| GIVEN TEXT |
>>>>

Arizona Regional MLS (ARMLS) and MLS Inc. (Metro MLS) filed the motion to dismiss on Tuesday in federal court in Arizona, requesting that the complaint be dismissed with prejudice.

Zillow’s antitrust charges stem from accusations that Arizona Regional MLS and Metro MLS conspired to restrict access to Zillow’s home showing management platform ShowingTime in their markets, in favor of the showings platform Aligned Showings, which was launched last year by MLS Aligned, a consortium of multiple listing services.

In its original complaint, Zillow pointed out that the two MLSs, which operate in the Phoenix and Milwaukee regions, planned to disable their integrations with ShowingTime, effectively giving agents in those regions no choice but to use Aligned Showings, and amounting to an attempt at creating a local monopoly, as argued by Zillow. It also argued that multiple MLSs choosing to not renew their contracts with ShowingTime around the same time amounted to a conspiracy to monopolize.

In their motion to dismiss, ARMLS and Metro MLS argued that their decision to provide agents with an alternative showings platform was, in fact, competitive, not anti-competitive.

“In late 2023, with ShowingTime’s contracts for integrated services ending in two regional markets, the MLS defendants each made an independent assessment determined it is in their best interests (and their subscriber members’ best interest) to choose an alternate vendor to provide this alternate service,” the filing reads. “By definition, the addition of a new player into an already crowded market increases competition, and the MLS defendants obviously have a financial interest in the success of that joint venture.”

<<<<

| LISTED ENTRIES |
>>>>

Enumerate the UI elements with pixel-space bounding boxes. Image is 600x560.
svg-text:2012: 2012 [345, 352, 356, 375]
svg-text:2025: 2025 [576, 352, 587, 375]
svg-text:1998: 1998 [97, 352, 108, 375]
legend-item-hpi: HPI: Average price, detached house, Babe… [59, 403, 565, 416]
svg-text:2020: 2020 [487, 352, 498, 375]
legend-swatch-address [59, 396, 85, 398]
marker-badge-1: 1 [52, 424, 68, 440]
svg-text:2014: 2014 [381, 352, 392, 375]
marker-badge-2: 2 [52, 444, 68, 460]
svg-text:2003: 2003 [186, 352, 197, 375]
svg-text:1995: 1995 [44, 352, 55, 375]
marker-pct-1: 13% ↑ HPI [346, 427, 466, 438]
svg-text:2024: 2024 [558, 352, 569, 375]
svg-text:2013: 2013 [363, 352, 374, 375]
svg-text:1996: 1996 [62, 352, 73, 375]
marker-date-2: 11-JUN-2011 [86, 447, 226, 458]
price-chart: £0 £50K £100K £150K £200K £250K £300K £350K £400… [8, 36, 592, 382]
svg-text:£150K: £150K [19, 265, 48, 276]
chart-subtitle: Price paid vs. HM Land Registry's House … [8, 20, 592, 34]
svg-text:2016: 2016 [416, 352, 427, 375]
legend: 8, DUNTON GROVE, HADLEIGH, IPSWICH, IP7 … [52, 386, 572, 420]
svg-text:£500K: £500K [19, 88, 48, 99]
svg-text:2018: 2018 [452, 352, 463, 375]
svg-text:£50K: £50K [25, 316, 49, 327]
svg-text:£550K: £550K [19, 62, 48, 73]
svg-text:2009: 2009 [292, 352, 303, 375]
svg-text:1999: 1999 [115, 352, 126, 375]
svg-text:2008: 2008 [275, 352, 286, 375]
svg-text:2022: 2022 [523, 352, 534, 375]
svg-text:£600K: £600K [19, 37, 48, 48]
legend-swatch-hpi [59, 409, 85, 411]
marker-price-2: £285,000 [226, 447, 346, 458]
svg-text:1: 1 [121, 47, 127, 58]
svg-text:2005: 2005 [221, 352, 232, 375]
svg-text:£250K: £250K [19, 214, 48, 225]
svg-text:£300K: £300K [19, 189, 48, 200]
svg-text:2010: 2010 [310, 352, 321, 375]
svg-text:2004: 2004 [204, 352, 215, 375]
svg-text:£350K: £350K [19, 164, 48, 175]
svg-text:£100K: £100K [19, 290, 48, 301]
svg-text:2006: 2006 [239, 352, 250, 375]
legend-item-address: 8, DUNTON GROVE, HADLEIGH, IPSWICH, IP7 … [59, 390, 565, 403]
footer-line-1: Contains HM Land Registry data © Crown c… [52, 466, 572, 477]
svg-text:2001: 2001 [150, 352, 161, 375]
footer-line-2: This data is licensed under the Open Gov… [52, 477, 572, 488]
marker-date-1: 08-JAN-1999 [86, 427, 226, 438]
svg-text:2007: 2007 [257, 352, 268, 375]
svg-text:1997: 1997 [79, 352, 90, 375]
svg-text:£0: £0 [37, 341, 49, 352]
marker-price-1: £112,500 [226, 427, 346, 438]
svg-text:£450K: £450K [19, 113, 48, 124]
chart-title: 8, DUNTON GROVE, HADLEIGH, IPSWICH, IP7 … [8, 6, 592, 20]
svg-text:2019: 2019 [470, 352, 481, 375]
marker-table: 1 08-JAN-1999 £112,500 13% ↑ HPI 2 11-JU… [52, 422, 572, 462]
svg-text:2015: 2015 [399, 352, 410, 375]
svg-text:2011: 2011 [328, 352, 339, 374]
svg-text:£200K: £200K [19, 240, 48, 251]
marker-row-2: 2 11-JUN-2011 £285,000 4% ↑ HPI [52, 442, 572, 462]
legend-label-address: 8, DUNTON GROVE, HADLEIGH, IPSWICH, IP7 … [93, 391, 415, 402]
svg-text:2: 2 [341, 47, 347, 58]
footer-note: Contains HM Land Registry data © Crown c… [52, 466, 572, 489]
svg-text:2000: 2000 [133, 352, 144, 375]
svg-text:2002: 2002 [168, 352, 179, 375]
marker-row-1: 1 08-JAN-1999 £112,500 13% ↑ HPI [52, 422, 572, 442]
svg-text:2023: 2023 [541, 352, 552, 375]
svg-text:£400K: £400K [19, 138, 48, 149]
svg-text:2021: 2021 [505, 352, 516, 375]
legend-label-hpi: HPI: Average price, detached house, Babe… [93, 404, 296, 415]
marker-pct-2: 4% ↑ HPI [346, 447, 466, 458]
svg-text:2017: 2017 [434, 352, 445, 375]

<<<<

| EXERCISES TO COMPLETE |
a) List every organization named in the Zillow antitrust text, not counting the two showings platforms.
b) In the Zillow antitrust text, how do ARMLS and Metro MLS justify calling their move to another showings platform competitive rather than anti-competitive?
c) Resume the Zillow antitrust text after its final sentence.
The data has no part in these tasks.

| ANSWERS FOR THIS EXERCISE |
a) Arizona Regional MLS (ARMLS), MLS Inc. (Metro MLS), Zillow, MLS Aligned

b) They say that in late 2023, as ShowingTime's contracts ended in their markets, each independently decided an alternate vendor served their own and their subscriber members' best interests. They also argue that adding a new player to an already crowded market increases competition by definition.

c)
The defendants also pointed out ShowingTime’s status as the leading home showing platform in the United States, arguing that suing a smaller upstart competitor was a misuse of antitrust law and that ShowingTime lost ground in just two out of the hundreds of MLS markets across the nation. ShowingTime is currently used by 370 MLSs and over one million individual real estate agents in North America.

“The notion that ShowingTime’s loss of two integration contracts in a national market of hundreds of MLSs should give rise to antitrust liability is unserious,” the filing reads. “Plaintiffs’ claims are directly at odds with the premise of the antitrust laws and, if successful, would subvert them.”

Zillow declined to comment on the filing.